_Reading passage_
* Begin *
I am having the very same issue, with newline \n characters not rendering with line breaks. It actually looks the same as @bboris.
@bboris did you find a solution?

Prodigy version is 1.8.1

It seems like the problem in those cases is that the newlines aren’t separate tokens but rather, part of a token. For example, you might have two newlines in one token. I guess one simple thing you could try is to pre-process the text and add a space between the \n\n to ensure they become separate tokens.

Hi Ines,

I have come across the same problem mentioned in this thread: prodigy doesn't display consecutive new lines when I have ' \n\n'. For 1 single newline, it does work.

While preprocessing the text, I have added a space in between the new lines, so that they are now: '\n \n' but Prodigy still doesn't show the new line. Could it be that this is still being converted to 1 single token?

Prodigy version is 1.6, using the recipe ner.manual with "hide_true_newline_tokens": False

Thanks

That's possible, yes! :disappointed:

I just tested it locally and the following works for me:

import spacy
from spacy.util import compile_infix_regex

nlp = spacy.load("en_core_web_sm")
infixes = nlp.Defaults.infixes + (r'''\n''',) 
infixes_regex = compile_infix_regex(infixes) 
nlp.tokenizer.infix_finditer = infixes_regex.finditer   
doc = nlp("Hello\n\nworld")
print([token.text for token in doc])  # ['Hello', '\n', '\n', 'world']

nlp.to_disk("/path/to/updated-model")

This adds a rule to the tokenizer treating \n as an infix and will split it if it occurs within a string. Modification the nlp object's tokenizer will be serialized with it when you save it to a directory. You can then use that directory as the input model in Prodigy instead of en_core_web_sm etc. and your custom tokenization should be applied to the incoming text.
* End *
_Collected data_
* Begin *
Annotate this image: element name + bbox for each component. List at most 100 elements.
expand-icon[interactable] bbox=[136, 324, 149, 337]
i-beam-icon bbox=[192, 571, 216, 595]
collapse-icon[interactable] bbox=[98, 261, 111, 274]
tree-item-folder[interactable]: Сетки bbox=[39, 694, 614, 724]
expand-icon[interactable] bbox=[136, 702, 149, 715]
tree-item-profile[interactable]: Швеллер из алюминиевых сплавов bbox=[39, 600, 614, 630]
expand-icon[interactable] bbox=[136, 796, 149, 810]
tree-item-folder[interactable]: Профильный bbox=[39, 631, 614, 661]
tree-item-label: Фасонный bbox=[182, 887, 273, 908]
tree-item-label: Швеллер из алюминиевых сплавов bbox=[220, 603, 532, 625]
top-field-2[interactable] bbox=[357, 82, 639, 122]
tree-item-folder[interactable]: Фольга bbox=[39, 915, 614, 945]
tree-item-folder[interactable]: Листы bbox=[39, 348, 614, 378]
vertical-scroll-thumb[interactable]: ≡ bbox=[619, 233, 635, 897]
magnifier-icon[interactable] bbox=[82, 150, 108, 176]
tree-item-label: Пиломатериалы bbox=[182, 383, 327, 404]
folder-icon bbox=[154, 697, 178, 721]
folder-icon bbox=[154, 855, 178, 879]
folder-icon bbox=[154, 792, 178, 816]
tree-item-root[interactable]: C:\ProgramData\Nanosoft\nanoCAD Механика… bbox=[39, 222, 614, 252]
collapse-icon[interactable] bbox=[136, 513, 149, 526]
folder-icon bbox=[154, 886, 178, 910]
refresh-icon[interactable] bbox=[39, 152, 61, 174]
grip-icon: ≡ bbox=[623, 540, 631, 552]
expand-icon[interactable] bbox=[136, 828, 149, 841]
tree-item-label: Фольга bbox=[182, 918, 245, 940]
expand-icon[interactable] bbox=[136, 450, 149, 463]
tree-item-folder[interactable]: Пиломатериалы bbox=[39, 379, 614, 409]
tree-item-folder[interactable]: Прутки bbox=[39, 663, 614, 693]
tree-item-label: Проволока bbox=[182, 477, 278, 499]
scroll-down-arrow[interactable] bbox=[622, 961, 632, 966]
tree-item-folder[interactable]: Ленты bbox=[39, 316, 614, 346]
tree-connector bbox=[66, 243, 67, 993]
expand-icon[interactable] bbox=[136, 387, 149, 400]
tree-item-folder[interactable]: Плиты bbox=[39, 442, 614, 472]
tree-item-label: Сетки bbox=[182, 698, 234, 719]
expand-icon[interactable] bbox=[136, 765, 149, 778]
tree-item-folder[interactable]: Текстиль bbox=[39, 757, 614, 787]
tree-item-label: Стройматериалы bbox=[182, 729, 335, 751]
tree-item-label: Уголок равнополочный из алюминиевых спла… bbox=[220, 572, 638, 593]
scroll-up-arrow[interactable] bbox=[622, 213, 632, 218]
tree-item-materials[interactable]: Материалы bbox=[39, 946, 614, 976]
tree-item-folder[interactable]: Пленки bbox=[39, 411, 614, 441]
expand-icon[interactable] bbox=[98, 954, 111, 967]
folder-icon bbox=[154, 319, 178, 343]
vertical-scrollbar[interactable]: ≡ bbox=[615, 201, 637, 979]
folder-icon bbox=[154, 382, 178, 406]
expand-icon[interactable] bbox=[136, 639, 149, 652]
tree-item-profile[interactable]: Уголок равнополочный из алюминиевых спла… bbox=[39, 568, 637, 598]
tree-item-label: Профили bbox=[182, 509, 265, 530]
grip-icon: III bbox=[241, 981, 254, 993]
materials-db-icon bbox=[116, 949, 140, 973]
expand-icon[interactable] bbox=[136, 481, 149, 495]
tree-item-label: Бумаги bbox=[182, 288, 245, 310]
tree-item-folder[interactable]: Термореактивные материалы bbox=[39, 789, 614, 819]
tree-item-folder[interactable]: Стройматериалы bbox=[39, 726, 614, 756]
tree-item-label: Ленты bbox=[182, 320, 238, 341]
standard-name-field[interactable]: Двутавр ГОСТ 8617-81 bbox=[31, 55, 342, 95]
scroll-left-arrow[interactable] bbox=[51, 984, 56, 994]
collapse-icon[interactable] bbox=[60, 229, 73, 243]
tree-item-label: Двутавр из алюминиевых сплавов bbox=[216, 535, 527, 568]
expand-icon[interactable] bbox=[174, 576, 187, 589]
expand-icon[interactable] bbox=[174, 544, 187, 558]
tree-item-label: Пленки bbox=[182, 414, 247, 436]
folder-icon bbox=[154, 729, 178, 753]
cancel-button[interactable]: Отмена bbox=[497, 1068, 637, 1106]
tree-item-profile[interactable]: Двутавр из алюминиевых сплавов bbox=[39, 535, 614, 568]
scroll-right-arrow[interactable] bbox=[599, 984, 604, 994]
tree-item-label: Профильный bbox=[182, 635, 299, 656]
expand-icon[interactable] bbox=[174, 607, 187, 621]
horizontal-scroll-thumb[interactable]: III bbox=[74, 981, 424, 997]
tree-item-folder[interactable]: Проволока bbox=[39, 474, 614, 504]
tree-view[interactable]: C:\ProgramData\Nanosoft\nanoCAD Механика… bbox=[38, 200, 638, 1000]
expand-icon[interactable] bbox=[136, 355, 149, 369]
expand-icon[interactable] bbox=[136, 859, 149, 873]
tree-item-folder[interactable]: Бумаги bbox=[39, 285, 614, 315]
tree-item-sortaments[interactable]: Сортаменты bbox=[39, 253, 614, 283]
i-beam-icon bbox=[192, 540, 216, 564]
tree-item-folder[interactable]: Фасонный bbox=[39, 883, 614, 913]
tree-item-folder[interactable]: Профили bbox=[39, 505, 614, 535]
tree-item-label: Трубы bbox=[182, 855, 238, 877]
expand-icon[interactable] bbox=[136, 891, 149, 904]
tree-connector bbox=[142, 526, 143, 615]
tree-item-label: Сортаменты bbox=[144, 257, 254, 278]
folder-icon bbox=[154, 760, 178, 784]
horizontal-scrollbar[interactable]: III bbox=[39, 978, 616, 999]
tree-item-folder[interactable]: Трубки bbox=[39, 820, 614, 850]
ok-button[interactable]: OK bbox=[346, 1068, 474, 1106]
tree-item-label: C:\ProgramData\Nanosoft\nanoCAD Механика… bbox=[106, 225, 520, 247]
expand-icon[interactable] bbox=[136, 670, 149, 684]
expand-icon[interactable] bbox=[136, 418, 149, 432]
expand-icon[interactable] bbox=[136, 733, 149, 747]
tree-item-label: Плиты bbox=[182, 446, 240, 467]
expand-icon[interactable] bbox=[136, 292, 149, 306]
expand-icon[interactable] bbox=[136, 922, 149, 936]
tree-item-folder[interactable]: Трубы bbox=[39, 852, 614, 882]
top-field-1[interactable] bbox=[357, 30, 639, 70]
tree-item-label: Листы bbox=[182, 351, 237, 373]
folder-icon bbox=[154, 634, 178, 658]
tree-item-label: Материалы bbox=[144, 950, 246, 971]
* End *
_What is required_
Copy the part of the forum thread on newline tokens starting at "I have come" and ending at "it does work.". The rows come from a separate source.

_Answer below_
I have come across the same problem mentioned in this thread: prodigy doesn't display consecutive new lines when I have ' \n\n'. For 1 single newline, it does work.